> [Task requirements]: Make an exact copy of all the records.

> [Material supplied]:
==*==
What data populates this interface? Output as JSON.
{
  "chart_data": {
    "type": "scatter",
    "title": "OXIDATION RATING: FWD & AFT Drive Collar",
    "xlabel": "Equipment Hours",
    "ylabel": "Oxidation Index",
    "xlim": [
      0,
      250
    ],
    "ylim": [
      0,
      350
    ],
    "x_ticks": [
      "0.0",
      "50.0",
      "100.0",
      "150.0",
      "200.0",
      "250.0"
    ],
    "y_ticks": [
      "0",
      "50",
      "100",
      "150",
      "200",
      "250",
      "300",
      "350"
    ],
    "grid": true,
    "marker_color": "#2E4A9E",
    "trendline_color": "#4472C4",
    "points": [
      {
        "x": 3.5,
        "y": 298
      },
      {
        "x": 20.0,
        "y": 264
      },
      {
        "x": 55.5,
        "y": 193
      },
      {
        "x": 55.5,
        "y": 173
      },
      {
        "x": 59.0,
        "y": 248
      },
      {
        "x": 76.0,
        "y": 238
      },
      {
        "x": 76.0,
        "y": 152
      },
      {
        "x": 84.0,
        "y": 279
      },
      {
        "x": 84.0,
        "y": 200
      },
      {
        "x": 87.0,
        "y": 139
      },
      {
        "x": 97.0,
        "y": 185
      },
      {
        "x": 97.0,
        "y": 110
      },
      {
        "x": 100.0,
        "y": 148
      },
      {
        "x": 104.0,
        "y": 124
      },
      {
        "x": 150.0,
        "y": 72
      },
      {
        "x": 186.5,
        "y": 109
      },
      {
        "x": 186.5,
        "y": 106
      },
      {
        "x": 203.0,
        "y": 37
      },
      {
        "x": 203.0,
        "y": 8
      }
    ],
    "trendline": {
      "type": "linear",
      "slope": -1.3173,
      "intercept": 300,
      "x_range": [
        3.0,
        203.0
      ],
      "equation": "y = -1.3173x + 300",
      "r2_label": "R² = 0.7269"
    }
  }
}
==*==
> [Task solution]:
What data populates this interface? Output as JSON.
{
  "chart_data": {
    "type": "scatter",
    "title": "OXIDATION RATING: FWD & AFT Drive Collar",
    "xlabel": "Equipment Hours",
    "ylabel": "Oxidation Index",
    "xlim": [
      0,
      250
    ],
    "ylim": [
      0,
      350
    ],
    "x_ticks": [
      "0.0",
      "50.0",
      "100.0",
      "150.0",
      "200.0",
      "250.0"
    ],
    "y_ticks": [
      "0",
      "50",
      "100",
      "150",
      "200",
      "250",
      "300",
      "350"
    ],
    "grid": true,
    "marker_color": "#2E4A9E",
    "trendline_color": "#4472C4",
    "points": [
      {
        "x": 3.5,
        "y": 298
      },
      {
        "x": 20.0,
        "y": 264
      },
      {
        "x": 55.5,
        "y": 193
      },
      {
        "x": 55.5,
        "y": 173
      },
      {
        "x": 59.0,
        "y": 248
      },
      {
        "x": 76.0,
        "y": 238
      },
      {
        "x": 76.0,
        "y": 152
      },
      {
        "x": 84.0,
        "y": 279
      },
      {
        "x": 84.0,
        "y": 200
      },
      {
        "x": 87.0,
        "y": 139
      },
      {
        "x": 97.0,
        "y": 185
      },
      {
        "x": 97.0,
        "y": 110
      },
      {
        "x": 100.0,
        "y": 148
      },
      {
        "x": 104.0,
        "y": 124
      },
      {
        "x": 150.0,
        "y": 72
      },
      {
        "x": 186.5,
        "y": 109
      },
      {
        "x": 186.5,
        "y": 106
      },
      {
        "x": 203.0,
        "y": 37
      },
      {
        "x": 203.0,
        "y": 8
      }
    ],
    "trendline": {
      "type": "linear",
      "slope": -1.3173,
      "intercept": 300,
      "x_range": [
        3.0,
        203.0
      ],
      "equation": "y = -1.3173x + 300",
      "r2_label": "R² = 0.7269"
    }
  }
}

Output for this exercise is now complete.